- [WHAT THE TASK ASKS]:
Go through the listing and pick out each line with the word "relationships" in it.

>> START AVAILABLE DATA

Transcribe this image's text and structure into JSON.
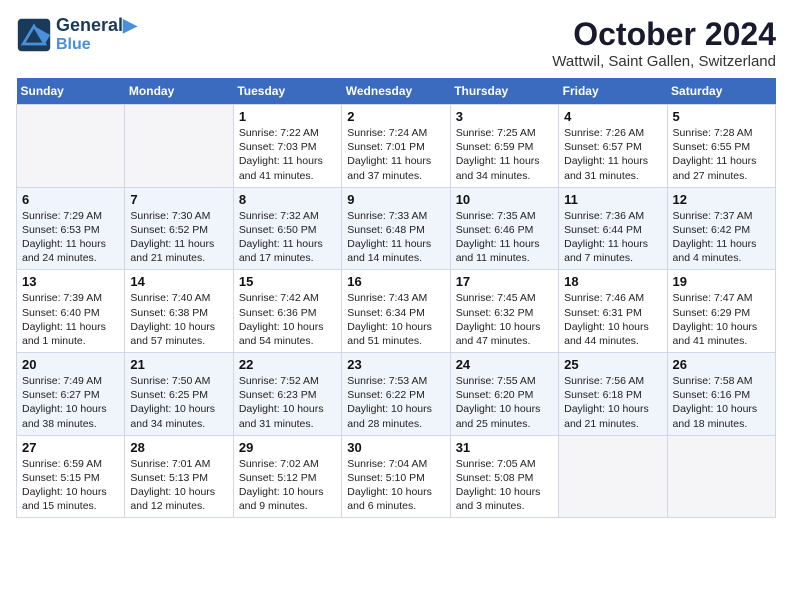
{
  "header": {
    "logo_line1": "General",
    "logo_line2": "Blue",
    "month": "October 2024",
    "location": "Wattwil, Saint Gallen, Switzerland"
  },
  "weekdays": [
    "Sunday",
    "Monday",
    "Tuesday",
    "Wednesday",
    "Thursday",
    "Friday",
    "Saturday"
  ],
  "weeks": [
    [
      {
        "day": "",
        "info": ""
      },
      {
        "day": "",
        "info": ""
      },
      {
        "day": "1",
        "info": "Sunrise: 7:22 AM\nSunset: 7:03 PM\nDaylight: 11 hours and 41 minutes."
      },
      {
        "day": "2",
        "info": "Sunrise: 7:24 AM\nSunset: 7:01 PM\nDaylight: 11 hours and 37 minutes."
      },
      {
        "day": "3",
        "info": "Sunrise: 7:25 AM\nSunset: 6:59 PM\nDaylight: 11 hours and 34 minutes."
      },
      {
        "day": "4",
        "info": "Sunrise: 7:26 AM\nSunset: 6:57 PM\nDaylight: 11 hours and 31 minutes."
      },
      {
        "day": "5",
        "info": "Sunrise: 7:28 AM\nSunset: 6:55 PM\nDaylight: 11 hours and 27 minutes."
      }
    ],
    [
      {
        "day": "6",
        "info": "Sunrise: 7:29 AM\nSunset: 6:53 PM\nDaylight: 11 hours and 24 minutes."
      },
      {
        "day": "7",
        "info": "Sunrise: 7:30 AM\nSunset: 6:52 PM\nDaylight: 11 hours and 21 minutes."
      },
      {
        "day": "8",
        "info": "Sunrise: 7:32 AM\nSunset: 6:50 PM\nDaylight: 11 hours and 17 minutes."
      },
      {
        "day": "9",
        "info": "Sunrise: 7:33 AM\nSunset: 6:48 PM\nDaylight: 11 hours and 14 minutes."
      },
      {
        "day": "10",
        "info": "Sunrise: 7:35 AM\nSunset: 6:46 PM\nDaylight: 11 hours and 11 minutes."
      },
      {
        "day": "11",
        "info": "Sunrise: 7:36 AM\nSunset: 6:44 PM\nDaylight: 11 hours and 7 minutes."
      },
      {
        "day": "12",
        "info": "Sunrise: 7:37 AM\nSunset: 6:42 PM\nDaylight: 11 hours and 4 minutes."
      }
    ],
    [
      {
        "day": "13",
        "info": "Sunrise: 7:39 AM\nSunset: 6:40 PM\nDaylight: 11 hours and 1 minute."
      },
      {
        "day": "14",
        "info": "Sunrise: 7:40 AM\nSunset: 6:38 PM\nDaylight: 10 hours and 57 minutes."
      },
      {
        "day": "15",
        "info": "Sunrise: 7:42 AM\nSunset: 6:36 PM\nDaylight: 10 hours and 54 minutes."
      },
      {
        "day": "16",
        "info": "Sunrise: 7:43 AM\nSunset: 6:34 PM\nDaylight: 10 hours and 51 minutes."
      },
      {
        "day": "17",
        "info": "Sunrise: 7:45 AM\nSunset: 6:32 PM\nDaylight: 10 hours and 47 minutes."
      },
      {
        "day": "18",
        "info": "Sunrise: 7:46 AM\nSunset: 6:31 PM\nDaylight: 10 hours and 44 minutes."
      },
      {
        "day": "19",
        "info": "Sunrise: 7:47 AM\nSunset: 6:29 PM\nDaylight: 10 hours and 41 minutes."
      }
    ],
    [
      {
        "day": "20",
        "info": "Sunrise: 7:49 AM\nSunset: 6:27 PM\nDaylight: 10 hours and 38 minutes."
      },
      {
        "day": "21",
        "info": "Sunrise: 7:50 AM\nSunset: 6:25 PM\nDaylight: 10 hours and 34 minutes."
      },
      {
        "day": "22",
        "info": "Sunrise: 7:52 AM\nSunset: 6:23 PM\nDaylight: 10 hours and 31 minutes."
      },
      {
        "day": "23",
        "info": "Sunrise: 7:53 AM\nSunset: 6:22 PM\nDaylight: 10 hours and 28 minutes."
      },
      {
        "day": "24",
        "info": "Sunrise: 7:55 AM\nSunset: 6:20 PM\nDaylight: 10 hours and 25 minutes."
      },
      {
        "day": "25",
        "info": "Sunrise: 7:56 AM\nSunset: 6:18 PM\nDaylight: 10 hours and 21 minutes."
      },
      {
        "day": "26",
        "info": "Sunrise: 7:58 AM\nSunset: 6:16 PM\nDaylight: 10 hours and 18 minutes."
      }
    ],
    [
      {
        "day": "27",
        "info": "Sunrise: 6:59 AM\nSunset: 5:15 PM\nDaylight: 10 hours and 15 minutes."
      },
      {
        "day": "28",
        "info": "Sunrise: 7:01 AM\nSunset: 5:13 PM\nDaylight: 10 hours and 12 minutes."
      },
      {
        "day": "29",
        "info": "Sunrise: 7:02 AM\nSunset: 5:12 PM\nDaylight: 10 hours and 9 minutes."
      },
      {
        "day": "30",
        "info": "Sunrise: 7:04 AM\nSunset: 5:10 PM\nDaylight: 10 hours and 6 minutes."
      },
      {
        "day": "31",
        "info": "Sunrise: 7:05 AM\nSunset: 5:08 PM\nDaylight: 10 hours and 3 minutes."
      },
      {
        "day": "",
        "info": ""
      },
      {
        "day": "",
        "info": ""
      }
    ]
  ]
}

>> END AVAILABLE DATA
>> START AVAILABLE DATA

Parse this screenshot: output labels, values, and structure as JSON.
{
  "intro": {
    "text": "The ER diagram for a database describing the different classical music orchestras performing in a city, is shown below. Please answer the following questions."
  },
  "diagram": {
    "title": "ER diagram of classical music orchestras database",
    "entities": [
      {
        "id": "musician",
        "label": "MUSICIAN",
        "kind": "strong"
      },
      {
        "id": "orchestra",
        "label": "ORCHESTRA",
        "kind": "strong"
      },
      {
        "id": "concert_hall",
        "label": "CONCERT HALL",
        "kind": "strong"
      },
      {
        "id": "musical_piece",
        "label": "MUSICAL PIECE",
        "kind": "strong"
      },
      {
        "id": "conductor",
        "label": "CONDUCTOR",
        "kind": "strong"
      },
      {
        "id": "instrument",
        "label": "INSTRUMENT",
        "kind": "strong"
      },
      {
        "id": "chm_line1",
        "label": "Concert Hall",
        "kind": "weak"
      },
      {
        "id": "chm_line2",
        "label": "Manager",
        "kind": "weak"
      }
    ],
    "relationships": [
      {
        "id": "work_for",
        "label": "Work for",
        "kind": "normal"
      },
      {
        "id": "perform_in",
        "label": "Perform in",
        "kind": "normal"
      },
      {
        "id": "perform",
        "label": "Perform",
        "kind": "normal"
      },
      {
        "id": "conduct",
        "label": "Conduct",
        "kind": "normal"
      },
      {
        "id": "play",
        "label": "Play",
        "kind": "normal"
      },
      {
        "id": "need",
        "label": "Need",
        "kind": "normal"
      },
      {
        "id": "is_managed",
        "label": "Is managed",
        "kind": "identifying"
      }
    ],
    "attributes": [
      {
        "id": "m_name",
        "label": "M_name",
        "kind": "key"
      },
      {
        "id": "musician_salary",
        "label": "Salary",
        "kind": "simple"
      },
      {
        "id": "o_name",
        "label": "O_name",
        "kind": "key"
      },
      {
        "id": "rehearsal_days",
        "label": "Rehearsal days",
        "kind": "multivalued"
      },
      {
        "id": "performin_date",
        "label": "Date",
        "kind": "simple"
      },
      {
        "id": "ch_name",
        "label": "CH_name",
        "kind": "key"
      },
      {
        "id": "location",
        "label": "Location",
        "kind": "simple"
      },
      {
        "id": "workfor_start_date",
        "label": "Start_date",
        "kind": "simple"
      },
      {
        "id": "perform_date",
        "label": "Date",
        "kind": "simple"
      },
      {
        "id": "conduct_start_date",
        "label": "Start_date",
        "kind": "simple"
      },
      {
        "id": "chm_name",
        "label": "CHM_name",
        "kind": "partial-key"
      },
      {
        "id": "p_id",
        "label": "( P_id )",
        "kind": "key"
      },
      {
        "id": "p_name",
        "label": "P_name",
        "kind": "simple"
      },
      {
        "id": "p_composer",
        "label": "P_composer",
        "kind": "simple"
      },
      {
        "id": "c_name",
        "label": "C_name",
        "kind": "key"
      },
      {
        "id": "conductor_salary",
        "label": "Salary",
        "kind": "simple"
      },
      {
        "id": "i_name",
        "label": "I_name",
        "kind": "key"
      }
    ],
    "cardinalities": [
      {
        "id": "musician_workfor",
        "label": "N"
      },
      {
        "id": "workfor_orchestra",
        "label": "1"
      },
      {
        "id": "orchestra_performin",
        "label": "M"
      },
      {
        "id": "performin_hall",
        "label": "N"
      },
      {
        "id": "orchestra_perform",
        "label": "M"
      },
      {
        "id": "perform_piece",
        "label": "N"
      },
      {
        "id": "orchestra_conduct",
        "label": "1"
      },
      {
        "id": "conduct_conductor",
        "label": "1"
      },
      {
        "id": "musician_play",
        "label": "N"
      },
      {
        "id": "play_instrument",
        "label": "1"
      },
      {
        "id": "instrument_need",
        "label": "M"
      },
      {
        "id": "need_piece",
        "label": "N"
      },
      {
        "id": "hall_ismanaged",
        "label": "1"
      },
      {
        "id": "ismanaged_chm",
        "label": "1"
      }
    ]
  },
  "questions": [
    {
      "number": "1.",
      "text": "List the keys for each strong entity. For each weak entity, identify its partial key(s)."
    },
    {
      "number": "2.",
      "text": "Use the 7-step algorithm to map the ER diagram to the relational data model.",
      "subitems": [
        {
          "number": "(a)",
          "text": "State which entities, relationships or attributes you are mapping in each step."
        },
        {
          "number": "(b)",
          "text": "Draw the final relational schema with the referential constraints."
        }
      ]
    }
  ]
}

>> END AVAILABLE DATA

- [SOLUTION FOR THIS PROBLEM]:
    "relationships": [
          "text": "State which entities, relationships or attributes you are mapping in each step."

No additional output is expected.